··· GIVEN ENTRIES
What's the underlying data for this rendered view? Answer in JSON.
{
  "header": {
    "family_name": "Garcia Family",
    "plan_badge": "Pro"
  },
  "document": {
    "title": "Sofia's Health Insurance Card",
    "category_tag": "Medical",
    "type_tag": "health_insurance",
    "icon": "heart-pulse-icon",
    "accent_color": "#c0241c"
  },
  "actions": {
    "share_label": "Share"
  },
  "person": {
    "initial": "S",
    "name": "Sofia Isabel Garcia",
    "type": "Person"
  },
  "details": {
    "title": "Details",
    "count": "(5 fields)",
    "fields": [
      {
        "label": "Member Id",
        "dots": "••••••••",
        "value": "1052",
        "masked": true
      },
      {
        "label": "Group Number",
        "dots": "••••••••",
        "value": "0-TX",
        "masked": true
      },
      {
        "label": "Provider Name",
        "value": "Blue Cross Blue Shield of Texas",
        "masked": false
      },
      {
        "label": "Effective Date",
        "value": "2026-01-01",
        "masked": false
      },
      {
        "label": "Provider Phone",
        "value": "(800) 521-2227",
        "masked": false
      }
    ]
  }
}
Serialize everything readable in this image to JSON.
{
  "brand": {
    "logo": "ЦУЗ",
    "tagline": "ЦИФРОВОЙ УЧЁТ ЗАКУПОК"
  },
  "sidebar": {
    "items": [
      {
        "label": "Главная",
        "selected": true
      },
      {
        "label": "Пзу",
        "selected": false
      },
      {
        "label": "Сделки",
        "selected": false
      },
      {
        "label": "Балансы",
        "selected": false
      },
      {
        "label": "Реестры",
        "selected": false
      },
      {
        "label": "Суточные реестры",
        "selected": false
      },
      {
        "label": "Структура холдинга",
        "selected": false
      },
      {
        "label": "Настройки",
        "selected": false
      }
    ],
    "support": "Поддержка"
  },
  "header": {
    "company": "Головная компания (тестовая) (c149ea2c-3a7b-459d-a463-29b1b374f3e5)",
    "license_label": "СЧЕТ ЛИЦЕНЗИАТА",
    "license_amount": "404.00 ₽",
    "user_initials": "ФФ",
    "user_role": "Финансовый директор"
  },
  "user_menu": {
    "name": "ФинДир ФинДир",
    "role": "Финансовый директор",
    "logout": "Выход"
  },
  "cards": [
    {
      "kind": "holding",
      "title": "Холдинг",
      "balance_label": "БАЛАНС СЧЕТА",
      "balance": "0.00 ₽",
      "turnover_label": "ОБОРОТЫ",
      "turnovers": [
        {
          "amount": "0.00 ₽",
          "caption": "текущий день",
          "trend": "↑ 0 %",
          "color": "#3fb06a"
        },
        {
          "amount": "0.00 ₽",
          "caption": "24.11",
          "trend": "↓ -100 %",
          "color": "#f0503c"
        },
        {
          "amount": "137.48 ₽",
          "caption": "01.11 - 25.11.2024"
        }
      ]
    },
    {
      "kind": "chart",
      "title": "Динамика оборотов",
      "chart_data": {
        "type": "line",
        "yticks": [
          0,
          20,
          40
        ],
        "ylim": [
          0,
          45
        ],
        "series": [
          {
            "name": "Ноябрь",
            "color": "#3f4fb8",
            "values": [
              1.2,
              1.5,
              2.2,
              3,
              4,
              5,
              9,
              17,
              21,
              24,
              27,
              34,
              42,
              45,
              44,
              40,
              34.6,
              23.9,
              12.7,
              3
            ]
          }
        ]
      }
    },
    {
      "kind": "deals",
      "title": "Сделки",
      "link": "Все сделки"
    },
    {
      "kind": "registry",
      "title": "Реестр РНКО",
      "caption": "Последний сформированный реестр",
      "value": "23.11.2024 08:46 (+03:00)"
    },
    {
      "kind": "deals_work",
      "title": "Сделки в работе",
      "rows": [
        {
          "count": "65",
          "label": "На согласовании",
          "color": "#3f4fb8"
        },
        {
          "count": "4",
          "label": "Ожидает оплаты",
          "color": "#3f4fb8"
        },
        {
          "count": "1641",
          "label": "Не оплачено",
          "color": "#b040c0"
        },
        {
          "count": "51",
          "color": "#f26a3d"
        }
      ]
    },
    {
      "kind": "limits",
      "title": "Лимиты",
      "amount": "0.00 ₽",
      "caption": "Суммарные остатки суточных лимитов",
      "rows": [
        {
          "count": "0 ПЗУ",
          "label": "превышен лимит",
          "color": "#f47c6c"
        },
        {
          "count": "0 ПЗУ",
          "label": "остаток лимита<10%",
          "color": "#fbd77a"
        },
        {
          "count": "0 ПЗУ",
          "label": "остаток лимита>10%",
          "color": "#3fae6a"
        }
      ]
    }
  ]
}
······
[SHORT PROBLEM]: Select every line in the material above where the string "JSON" occurs, and copy it.

[RESPONSE BELOW]:
What's the underlying data for this rendered view? Answer in JSON.
Serialize everything readable in this image to JSON.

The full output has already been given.